Return each line holding the string "hours".

══ Material for this exercise ══

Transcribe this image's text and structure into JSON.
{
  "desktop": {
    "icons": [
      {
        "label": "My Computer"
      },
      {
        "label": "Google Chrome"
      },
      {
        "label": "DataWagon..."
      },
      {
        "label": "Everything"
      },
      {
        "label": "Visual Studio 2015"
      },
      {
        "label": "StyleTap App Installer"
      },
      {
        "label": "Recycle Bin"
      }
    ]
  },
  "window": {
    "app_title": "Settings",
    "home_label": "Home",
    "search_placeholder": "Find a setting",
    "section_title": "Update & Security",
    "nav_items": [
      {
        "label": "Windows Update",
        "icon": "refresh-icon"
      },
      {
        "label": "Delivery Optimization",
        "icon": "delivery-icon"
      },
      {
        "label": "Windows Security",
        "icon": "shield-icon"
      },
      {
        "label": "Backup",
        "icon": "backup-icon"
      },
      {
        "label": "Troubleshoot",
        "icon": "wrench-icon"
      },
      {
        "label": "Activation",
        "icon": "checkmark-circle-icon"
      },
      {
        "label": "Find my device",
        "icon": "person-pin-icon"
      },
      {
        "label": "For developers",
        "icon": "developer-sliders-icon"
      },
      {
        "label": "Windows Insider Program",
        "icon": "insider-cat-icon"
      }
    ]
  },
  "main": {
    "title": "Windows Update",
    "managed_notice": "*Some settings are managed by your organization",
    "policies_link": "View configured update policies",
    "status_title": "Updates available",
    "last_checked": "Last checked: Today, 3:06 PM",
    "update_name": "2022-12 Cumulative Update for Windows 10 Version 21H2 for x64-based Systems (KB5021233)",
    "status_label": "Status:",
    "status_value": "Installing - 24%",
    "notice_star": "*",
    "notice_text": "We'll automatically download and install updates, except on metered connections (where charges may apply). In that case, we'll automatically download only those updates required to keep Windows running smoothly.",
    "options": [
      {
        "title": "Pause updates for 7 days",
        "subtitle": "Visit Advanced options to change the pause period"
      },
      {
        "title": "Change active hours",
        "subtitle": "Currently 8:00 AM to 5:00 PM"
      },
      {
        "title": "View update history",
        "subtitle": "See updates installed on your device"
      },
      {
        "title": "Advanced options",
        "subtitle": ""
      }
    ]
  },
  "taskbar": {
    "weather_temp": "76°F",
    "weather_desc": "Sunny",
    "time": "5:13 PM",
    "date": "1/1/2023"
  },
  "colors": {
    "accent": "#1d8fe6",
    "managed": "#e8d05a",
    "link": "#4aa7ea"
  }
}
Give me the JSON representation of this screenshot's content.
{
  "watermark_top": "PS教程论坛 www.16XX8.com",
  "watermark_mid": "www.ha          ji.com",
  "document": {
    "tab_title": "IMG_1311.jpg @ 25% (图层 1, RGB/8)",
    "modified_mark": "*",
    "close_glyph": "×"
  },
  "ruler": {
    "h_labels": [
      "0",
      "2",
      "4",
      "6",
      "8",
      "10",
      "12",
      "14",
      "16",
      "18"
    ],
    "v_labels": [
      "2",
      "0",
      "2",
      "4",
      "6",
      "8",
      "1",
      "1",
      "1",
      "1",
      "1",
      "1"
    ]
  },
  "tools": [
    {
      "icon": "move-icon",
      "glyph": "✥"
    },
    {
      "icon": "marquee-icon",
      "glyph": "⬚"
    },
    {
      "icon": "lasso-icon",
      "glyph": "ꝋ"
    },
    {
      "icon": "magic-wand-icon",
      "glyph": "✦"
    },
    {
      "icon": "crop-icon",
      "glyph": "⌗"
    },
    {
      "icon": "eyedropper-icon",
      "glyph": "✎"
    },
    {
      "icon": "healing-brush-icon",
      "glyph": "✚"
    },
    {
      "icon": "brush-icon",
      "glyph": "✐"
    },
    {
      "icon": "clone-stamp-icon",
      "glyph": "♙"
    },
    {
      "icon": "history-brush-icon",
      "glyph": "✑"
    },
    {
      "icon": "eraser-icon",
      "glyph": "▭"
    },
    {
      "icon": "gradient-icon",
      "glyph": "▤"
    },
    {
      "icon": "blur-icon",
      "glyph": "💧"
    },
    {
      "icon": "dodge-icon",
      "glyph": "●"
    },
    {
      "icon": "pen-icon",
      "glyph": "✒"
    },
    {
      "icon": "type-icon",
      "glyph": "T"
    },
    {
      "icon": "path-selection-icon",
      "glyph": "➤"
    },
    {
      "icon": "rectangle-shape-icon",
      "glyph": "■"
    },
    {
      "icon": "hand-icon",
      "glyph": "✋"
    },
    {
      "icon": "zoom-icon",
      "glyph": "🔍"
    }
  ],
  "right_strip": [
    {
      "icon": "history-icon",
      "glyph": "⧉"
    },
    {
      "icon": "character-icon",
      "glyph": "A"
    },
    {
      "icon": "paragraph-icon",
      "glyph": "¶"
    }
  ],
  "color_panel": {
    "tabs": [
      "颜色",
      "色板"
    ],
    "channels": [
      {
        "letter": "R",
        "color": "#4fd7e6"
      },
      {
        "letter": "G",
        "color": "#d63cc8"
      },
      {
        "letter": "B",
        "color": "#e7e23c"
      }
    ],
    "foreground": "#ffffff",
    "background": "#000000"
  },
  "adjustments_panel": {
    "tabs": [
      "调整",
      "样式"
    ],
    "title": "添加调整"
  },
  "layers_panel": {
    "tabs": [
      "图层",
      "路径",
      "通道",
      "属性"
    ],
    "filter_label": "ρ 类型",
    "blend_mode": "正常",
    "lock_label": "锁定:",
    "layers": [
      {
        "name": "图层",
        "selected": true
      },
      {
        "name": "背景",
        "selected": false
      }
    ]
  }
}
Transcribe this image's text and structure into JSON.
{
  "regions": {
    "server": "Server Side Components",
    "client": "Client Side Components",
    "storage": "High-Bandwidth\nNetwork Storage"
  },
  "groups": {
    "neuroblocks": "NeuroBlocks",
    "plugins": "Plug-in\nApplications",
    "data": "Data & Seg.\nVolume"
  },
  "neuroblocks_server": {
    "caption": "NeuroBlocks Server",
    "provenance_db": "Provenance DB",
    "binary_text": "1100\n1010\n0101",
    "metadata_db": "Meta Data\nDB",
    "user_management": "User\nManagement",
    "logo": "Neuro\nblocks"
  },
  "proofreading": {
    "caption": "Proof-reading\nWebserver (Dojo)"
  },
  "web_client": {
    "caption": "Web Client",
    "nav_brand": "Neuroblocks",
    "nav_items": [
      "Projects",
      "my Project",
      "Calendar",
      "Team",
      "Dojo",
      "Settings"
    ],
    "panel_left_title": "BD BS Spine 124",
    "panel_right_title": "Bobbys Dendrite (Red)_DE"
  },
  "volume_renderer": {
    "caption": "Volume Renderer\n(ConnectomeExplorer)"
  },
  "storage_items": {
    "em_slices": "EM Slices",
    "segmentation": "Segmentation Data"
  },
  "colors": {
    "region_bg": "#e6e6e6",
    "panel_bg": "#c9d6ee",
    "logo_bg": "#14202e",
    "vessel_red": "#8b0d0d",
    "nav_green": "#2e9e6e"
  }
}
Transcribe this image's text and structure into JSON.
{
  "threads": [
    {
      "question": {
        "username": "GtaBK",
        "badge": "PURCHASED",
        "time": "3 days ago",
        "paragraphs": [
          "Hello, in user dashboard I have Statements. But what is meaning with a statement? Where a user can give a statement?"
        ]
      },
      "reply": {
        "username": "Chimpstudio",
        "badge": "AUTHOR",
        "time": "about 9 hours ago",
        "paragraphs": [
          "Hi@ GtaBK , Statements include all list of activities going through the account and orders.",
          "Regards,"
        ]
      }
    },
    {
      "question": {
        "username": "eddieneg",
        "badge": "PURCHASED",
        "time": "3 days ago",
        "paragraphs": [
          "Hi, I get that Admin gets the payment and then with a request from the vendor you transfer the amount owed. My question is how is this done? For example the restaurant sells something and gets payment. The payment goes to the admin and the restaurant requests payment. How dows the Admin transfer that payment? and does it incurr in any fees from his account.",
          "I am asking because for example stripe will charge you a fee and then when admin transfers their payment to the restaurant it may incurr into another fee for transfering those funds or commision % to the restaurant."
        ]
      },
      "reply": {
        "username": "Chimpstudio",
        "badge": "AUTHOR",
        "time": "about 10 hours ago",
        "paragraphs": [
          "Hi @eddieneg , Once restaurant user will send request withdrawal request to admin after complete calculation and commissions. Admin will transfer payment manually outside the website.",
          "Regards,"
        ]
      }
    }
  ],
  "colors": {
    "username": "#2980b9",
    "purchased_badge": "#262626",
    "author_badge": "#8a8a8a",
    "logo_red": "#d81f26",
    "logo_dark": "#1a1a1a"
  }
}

═══

Correct output:
        "title": "Change active hours",
        "time": "about 9 hours ago",
        "time": "about 10 hours ago",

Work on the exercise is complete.